*To do*
a. From the essay about a friend named Lisa, quote everything from "There are people" down to "my friend Lisa.".
b. In the essay about a friend named Lisa, what was Lisa's favorite holiday?
c. Carry on the essay about a friend named Lisa from the point where it stops.

There are people that enter into your life, sometimes only for a short period, however in that time they teach you something profound. That is how I feel about my friend Lisa.
It was September of 2010. My family had recently moved to a small village about twenty miles north of NYC and my oldest child was starting kindergarten. I was selected to be a class mom and decided to host a breakfast at my home for all the moms in the class so we could get acquainted. Lisa’s son was in my daughter's class. We instantly connected and even though Lisa had grown up in this small town and had many friends, she reached out to me after that breakfast to get together. The next month she hosted a huge Halloween party (Halloween was her favorite holiday) and my family was planning to attend but my daughter got sick and we weren’t able to make it. She called the next day (in the midst of an extensive cleanup from the party) to check in on my daughter to make sure she was feeling better. We had begun to build a real friendship and it was during that time we realized that our paths had crossed before; eleven years prior at my wedding rehearsal dinner that had been held at her family’s restaurant, and she had worked that night.
This happens quite a bit with important people in our lives. We often overlap several times before the bond solidifies; it is the universe offering another chance to make an important connection.
In December that same year, I received a call from her husband. They had found cancer and he asked if I could come see her in the hospital and if yoga could help her. I went to the hospital that afternoon and visited her twice a week in her home for the next several months. Sometimes we would do some gentle poses. More often I would guide her through meditations and we would talk about her hopes and dreams and disappointments. We talked about the future, the past, the kids and the weather.
In February of 2011 I ended up in the hospital with emergency surgery and she came to visit me. I knew the last place she wanted to be was in a hospital on her break day from treatment but she said she wanted to give to me some of what I had given to her.

*Entries supplied*

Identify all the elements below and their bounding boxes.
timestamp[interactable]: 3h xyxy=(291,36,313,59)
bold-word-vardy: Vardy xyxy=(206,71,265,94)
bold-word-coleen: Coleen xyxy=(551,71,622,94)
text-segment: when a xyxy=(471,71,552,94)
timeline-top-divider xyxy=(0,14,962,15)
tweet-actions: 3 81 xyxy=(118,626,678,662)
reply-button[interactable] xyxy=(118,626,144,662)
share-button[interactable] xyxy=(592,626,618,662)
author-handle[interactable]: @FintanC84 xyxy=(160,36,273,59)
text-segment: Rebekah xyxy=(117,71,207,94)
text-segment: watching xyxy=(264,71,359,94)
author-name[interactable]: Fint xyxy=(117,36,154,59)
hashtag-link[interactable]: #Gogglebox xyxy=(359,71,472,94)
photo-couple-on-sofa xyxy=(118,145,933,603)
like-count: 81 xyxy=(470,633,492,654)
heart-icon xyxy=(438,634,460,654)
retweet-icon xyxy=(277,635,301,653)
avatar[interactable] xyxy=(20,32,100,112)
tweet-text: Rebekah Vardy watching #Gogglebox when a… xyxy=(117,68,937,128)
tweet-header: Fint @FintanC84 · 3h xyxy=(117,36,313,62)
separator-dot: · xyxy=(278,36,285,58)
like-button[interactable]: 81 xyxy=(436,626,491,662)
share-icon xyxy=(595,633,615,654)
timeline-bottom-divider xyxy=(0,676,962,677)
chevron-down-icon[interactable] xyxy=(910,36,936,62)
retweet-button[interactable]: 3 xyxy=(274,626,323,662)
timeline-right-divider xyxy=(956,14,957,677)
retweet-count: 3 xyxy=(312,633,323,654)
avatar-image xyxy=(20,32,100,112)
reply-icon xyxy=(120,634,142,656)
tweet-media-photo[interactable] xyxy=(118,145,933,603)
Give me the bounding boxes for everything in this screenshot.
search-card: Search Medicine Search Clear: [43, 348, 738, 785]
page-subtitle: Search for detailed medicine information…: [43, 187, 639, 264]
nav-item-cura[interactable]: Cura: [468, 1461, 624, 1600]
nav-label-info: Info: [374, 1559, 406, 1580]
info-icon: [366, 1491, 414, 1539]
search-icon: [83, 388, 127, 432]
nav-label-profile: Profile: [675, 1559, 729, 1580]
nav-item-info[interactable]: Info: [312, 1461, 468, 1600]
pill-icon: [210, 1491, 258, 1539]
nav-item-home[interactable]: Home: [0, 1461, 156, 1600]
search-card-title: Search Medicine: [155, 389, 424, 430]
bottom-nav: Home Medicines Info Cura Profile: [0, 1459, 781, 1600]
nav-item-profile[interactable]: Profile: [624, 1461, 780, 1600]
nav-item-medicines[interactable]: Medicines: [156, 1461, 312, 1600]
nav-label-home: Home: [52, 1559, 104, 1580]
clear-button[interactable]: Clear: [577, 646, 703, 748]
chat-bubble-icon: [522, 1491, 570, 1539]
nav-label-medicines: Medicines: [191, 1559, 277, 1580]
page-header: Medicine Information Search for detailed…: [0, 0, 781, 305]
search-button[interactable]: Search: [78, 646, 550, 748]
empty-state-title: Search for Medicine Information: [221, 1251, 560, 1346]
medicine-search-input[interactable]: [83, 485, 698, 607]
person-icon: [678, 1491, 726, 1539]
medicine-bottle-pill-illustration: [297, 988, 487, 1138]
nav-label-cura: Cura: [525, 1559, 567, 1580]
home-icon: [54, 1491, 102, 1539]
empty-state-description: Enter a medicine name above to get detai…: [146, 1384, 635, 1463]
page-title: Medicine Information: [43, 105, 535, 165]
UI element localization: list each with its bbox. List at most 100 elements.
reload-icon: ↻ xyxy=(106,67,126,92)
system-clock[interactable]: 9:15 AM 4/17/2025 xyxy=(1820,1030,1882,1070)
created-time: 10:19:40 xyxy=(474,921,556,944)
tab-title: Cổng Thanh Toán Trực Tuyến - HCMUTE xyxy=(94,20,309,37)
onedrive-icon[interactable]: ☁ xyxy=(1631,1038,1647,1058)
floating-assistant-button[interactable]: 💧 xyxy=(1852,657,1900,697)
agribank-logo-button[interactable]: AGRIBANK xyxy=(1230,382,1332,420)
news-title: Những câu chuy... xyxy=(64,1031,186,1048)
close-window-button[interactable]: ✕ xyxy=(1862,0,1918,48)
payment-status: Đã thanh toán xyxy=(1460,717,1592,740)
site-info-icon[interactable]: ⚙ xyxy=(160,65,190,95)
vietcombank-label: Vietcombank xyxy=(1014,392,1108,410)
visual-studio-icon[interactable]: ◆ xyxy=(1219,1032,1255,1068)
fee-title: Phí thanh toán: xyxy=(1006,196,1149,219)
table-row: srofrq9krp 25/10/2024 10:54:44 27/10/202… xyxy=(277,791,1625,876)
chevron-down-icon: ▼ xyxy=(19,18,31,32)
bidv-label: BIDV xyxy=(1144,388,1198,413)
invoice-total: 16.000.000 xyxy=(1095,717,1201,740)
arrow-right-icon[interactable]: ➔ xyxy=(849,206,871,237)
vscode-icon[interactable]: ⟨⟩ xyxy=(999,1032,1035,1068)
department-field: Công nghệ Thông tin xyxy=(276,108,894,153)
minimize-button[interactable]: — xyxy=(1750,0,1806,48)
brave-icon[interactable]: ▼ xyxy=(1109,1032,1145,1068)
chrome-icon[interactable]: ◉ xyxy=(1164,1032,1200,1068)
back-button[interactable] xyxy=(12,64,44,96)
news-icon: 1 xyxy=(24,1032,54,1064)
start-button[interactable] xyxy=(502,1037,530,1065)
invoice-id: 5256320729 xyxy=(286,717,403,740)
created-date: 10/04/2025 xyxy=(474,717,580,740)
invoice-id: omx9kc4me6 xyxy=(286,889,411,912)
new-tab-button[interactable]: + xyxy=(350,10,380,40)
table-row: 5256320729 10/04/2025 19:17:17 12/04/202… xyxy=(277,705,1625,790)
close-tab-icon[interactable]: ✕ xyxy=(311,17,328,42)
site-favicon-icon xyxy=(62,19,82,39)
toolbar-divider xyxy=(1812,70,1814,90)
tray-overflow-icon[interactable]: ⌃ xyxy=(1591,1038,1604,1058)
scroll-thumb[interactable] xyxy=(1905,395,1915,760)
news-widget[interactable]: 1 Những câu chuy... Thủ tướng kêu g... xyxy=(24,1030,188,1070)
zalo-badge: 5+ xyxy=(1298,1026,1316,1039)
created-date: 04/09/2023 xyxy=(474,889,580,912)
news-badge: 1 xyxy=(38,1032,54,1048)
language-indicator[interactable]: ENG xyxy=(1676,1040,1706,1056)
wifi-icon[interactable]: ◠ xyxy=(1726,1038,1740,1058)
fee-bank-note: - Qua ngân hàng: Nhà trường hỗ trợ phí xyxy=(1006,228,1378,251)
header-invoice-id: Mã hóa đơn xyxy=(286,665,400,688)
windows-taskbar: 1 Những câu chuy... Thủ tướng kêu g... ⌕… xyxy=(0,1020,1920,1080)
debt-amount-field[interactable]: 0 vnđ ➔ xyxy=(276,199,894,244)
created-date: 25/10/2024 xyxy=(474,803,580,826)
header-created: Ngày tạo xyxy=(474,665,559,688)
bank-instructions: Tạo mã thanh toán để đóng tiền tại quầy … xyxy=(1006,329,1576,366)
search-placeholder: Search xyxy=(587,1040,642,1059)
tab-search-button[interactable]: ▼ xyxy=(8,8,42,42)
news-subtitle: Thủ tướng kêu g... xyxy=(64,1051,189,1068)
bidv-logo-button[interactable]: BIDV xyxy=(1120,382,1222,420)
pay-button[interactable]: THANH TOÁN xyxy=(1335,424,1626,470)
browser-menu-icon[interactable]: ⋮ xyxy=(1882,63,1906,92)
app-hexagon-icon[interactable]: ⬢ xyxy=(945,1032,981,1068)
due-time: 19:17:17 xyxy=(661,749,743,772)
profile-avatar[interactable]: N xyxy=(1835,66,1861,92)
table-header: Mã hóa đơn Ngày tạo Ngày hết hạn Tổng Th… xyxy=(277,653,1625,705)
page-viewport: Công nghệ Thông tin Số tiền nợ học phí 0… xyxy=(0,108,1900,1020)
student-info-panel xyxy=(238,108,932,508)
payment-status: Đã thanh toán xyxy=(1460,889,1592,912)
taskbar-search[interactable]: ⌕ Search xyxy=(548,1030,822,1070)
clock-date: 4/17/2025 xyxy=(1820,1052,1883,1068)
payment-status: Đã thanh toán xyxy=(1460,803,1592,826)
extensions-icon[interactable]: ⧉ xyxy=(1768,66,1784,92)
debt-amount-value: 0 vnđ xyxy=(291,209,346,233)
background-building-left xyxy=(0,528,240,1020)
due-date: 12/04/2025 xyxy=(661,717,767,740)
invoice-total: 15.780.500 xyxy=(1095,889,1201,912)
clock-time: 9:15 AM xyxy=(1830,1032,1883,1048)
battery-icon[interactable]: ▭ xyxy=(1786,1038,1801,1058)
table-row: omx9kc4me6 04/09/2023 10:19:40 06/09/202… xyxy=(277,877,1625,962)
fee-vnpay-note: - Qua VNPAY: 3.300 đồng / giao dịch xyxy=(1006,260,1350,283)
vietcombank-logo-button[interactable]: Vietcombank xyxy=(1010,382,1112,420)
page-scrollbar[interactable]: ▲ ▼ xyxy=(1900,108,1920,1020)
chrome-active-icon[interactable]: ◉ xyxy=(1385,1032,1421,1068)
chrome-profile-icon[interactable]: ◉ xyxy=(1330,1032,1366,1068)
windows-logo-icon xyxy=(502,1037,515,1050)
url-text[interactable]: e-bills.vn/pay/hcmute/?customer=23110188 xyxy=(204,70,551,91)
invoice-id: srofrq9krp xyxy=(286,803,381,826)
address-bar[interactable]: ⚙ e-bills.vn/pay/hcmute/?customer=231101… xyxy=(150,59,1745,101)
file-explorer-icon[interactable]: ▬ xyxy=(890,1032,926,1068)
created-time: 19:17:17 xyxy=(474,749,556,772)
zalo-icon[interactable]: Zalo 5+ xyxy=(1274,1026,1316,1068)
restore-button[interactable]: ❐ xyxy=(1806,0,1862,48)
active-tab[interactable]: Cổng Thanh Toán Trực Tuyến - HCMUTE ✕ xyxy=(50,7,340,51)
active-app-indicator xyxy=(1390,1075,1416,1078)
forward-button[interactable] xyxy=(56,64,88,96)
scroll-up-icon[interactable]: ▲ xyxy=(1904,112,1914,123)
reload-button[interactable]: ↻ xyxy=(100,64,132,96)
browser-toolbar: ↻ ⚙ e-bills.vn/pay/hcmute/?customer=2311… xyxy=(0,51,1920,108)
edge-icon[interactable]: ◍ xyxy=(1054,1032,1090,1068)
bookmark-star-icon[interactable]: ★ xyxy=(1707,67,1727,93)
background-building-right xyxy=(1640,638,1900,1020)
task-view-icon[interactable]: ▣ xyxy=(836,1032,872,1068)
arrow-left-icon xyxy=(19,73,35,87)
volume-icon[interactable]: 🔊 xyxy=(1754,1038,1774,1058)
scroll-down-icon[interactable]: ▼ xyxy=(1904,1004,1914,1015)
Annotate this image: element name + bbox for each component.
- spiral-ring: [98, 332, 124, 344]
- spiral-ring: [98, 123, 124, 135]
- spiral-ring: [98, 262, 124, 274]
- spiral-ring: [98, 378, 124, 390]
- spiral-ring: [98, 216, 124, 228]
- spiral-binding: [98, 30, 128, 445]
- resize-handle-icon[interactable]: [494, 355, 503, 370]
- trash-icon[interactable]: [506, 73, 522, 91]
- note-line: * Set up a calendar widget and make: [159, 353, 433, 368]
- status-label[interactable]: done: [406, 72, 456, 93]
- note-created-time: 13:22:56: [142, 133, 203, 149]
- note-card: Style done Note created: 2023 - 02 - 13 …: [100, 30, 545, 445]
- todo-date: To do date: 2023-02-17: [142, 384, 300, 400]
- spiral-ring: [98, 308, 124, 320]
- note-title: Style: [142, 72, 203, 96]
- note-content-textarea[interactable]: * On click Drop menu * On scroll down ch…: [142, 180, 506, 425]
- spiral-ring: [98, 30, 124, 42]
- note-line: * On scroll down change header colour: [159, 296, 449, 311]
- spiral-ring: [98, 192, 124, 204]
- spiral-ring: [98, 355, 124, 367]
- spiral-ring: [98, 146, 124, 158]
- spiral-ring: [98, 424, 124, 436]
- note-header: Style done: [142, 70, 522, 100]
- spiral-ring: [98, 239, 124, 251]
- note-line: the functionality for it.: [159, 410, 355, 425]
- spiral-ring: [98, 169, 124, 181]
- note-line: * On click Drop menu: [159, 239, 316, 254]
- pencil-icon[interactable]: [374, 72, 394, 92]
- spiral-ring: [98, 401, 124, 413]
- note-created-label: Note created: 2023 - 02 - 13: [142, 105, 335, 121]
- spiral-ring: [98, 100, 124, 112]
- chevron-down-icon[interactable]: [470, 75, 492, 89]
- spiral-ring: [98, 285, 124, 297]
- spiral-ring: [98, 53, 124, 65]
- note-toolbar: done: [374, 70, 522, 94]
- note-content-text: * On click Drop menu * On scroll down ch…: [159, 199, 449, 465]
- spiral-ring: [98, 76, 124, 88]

*Answers for the exercise*
a.
There are people that enter into your life, sometimes only for a short period, however in that time they teach you something profound. That is how I feel about my friend Lisa.

b. Halloween.

c.
In May of 2011 her husband called me again from a hospital with the request, once again, that I come visit Lisa; this time to say goodbye. I remember sitting in my car in the parking lot trying to find the strength to go in. When I finally did I sat by her bed and told her what an amazing person she was and how much she had taught me. She told me that she had a guardian angel sitting on her right foot named Carla. As I walked out of the room knowing this was for the last time, I thanked Carla for looking out for her and I thanked Lisa too; for all she had taught me.
The whole timeline of our friendship is laid out here. It was eight months. However, the ripple effect of that friendship has been vast and the learning still continues today. Lisa taught me many lessons that have stayed with me. She taught me what a true privilege it is to get older, to experience the passage of time, to watch your children grow up. During her six month cancer fight she told me most of all that she was fighting for the privilege of getting laugh lines from years of joy with her children, wrinkles that come from a well lived life and even sun spots from endless hours on the beach. Lisa loved the beach.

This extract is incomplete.